### Aim of the exercise
Gather all lines in the data that hold the string "doesn".
┌──
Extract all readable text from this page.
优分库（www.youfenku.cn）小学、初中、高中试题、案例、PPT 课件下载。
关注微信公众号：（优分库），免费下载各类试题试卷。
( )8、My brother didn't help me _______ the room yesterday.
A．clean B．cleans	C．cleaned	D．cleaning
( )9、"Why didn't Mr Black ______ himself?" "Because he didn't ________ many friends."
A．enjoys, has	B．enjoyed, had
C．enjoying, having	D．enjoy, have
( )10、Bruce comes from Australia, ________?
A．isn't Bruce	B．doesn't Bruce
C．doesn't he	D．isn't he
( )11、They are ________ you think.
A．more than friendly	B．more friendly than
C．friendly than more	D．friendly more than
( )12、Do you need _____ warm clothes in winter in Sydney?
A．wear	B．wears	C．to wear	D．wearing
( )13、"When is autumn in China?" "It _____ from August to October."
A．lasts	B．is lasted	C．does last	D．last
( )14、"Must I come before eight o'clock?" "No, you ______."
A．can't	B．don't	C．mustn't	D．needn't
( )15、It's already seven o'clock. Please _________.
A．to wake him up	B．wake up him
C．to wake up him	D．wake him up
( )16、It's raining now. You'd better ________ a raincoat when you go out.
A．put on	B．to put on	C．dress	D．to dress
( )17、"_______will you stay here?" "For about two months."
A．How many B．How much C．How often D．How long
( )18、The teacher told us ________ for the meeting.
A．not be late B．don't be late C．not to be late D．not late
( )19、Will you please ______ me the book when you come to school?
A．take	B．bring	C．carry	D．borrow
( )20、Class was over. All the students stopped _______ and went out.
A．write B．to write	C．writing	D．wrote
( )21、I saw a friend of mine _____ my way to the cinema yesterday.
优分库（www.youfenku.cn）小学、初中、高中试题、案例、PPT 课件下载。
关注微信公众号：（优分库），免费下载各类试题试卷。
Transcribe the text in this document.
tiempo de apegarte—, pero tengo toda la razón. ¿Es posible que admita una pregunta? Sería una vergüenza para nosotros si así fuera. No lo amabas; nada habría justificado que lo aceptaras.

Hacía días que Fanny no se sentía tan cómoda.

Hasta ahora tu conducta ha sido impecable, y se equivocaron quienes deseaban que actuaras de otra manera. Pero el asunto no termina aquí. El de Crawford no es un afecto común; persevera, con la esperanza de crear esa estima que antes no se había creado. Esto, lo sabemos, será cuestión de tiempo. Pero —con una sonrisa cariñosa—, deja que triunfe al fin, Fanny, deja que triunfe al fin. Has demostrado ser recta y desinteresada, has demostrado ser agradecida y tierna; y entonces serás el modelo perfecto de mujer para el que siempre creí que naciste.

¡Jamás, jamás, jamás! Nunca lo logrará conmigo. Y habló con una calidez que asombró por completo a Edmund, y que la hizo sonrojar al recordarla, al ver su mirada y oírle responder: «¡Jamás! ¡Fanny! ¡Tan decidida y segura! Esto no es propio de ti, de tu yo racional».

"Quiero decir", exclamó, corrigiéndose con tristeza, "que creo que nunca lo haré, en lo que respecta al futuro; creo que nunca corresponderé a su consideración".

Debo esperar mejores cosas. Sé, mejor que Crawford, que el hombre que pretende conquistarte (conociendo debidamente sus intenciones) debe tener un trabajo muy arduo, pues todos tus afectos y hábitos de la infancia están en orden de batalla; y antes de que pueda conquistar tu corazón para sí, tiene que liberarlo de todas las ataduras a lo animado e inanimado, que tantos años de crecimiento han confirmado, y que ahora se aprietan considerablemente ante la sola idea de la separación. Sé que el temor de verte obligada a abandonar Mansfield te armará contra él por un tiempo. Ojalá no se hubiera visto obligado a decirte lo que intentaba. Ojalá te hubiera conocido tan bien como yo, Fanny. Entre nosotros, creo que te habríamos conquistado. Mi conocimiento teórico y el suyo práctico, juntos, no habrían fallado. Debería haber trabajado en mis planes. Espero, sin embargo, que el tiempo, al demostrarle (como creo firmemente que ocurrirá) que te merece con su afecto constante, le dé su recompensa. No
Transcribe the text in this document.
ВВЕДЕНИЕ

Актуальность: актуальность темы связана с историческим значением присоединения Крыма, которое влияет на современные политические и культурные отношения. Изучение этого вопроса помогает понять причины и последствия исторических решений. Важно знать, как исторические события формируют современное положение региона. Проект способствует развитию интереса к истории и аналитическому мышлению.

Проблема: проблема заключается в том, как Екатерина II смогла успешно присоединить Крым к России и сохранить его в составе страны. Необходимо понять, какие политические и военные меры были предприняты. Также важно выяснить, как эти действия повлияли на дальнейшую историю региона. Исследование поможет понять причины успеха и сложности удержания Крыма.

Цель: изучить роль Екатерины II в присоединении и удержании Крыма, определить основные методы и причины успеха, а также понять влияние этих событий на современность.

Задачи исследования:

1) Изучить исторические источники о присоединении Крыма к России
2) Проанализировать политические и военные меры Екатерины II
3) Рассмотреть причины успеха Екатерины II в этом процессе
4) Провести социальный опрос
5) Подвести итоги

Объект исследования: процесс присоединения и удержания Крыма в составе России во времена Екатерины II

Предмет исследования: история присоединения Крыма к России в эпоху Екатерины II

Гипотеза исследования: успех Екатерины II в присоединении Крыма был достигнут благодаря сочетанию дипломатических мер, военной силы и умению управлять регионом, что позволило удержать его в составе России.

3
└──
### Completed task
A．isn't Bruce	B．doesn't Bruce
C．doesn't he	D．isn't he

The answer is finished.